Exercise brief → Find each line containing the string "είναι" and return it.

====== The data ======

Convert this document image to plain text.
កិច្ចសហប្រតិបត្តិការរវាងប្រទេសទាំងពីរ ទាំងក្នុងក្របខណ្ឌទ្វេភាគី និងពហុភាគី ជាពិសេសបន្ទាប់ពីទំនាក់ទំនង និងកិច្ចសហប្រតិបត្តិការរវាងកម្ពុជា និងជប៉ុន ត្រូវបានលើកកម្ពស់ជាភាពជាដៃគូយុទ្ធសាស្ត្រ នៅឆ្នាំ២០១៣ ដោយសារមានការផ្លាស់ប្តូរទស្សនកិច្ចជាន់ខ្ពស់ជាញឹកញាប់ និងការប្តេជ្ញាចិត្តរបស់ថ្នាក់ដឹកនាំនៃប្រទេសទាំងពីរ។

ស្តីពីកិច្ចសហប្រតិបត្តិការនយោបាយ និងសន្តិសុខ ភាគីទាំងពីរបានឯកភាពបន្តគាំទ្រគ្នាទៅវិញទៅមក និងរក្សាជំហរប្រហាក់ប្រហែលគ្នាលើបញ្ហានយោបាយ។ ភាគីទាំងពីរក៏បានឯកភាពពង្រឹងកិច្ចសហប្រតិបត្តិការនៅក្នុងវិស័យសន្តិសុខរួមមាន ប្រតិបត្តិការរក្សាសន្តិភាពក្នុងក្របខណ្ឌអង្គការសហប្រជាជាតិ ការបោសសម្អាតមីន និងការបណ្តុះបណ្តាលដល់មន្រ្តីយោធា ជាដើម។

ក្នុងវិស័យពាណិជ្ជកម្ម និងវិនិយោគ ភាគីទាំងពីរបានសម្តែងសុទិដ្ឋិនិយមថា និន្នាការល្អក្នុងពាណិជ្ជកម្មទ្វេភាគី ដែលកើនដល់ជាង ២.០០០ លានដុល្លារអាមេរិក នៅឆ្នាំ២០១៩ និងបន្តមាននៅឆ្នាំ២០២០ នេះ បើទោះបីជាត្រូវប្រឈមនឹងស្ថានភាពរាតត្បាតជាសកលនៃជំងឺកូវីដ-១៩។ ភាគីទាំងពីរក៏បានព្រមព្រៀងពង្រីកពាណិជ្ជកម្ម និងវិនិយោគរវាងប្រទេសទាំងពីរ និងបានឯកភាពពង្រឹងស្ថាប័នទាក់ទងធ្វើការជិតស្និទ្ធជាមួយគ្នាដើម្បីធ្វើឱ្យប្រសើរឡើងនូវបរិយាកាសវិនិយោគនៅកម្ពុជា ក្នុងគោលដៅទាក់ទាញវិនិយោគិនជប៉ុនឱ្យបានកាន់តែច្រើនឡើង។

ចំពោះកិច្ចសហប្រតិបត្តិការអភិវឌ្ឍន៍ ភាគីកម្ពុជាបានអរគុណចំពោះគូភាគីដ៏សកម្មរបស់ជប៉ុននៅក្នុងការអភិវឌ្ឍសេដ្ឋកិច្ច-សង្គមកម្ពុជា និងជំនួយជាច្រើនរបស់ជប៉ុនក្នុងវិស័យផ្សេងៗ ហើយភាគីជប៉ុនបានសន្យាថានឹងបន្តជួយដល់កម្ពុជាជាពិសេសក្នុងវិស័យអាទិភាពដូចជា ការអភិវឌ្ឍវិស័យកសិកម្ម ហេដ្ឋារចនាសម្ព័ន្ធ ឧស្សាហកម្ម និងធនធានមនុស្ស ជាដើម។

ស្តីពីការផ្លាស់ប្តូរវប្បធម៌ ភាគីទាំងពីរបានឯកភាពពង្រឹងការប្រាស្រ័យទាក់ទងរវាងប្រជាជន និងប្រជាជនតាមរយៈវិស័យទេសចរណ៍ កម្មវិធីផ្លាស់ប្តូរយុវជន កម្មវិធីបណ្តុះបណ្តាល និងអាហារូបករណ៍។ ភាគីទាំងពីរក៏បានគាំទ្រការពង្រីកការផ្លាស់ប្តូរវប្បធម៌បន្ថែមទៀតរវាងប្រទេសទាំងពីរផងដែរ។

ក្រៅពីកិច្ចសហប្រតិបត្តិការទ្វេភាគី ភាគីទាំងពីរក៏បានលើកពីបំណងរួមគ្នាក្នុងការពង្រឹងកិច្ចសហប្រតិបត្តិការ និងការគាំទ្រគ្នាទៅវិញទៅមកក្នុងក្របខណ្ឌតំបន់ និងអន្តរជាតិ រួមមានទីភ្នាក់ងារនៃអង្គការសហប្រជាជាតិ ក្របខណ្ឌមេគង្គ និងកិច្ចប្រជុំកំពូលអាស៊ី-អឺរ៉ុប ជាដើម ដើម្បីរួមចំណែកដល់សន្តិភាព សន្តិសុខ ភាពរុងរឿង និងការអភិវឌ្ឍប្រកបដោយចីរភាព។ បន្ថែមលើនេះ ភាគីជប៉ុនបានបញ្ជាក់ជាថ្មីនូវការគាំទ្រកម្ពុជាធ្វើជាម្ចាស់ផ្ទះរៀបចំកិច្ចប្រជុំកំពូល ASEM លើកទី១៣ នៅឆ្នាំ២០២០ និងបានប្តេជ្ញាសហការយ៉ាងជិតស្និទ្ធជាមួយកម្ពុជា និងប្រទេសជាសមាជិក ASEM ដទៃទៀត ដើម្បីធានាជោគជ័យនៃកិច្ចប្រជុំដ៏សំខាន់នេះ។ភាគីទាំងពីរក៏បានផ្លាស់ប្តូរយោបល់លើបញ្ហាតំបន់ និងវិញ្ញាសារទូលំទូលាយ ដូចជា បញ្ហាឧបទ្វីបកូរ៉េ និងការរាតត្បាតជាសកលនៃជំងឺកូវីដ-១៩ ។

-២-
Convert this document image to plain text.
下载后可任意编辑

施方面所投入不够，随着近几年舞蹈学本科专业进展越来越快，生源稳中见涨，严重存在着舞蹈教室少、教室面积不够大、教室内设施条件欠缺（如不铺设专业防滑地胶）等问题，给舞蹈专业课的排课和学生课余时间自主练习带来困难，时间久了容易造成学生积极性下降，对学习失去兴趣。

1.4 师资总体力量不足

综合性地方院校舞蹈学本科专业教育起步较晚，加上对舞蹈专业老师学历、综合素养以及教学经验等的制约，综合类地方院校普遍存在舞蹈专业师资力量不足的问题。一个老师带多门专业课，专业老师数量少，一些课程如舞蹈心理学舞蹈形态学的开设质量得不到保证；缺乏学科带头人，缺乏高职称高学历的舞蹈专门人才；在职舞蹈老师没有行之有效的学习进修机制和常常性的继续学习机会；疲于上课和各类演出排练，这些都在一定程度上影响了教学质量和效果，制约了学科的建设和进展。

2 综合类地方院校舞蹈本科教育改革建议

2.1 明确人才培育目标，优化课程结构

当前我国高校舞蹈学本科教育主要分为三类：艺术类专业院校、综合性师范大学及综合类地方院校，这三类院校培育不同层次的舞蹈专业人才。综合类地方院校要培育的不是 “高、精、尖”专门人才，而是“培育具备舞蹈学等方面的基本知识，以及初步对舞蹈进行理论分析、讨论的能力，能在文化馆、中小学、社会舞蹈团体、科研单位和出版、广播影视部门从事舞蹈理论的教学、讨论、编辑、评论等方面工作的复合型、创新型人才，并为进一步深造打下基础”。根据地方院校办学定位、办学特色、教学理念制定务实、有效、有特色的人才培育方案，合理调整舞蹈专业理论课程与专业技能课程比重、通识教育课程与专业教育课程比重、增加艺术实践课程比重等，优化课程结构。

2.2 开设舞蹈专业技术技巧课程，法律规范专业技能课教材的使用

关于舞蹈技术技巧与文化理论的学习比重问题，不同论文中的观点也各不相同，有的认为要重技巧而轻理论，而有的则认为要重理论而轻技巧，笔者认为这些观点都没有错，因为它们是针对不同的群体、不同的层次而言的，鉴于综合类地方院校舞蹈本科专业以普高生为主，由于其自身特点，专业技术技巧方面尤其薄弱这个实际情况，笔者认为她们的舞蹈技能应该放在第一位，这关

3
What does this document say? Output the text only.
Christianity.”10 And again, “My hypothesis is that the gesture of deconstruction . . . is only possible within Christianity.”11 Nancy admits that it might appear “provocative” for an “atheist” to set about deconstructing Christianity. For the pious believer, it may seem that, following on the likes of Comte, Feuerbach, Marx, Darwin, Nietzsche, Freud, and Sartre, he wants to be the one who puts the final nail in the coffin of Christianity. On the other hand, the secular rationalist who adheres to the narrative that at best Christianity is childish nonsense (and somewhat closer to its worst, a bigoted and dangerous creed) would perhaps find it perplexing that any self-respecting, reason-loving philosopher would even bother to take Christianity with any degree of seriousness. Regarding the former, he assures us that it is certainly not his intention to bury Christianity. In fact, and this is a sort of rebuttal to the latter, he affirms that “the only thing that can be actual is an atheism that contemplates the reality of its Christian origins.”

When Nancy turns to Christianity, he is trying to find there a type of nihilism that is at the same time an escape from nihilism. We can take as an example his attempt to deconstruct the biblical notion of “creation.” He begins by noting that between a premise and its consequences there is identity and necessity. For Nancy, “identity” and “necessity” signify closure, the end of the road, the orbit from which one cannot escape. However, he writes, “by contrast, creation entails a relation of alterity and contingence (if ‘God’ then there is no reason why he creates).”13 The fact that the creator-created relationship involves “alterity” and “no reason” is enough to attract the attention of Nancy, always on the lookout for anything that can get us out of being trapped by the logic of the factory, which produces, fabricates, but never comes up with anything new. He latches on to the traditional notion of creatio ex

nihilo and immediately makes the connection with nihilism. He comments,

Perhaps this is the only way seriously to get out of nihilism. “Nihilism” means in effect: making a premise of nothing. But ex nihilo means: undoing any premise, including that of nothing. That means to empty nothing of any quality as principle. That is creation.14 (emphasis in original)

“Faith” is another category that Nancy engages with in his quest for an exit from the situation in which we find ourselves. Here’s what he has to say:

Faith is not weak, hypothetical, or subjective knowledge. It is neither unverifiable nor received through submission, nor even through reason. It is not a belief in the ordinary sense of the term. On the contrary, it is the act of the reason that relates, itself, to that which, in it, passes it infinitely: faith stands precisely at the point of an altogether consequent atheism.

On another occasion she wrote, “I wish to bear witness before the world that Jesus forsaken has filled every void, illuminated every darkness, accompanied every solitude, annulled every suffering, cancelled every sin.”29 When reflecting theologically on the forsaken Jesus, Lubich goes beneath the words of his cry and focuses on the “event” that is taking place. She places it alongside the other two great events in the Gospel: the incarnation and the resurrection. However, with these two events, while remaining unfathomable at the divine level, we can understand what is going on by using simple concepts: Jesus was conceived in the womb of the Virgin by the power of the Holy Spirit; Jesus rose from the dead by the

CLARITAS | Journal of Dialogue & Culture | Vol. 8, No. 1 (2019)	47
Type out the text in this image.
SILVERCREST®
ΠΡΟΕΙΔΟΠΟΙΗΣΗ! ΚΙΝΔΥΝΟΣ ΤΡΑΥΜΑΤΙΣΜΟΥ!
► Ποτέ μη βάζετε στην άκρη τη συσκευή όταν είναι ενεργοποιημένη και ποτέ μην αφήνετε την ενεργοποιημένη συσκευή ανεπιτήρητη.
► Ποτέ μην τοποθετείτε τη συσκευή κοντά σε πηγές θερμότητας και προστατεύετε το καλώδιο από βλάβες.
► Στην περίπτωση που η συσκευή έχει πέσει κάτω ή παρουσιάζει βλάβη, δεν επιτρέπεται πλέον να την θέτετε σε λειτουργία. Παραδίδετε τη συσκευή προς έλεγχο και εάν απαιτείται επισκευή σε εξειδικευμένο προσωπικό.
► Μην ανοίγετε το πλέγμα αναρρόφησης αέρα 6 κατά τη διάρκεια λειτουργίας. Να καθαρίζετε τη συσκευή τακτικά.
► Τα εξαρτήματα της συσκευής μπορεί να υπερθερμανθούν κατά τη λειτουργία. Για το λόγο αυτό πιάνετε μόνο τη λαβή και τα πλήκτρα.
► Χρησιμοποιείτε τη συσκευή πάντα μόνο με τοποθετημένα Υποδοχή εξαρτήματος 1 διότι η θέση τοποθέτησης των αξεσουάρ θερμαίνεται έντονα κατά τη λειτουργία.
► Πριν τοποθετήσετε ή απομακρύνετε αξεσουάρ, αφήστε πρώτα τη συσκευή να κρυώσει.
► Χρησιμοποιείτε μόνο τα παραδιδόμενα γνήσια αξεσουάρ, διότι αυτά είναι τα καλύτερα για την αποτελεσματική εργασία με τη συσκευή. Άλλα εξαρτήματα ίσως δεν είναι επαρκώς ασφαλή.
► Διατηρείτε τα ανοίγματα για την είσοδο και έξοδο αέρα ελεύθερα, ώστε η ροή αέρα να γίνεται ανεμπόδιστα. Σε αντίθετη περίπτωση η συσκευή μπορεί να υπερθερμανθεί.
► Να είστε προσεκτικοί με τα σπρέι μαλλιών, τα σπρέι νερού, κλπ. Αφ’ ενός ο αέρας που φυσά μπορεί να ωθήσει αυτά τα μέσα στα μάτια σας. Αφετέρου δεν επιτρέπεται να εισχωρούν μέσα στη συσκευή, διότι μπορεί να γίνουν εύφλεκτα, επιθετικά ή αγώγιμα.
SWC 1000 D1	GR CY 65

======

Full output →
► Ποτέ μη βάζετε στην άκρη τη συσκευή όταν είναι ενεργοποιημένη και ποτέ μην αφήνετε την ενεργοποιημένη συσκευή ανεπιτήρητη.
► Χρησιμοποιείτε μόνο τα παραδιδόμενα γνήσια αξεσουάρ, διότι αυτά είναι τα καλύτερα για την αποτελεσματική εργασία με τη συσκευή. Άλλα εξαρτήματα ίσως δεν είναι επαρκώς ασφαλή.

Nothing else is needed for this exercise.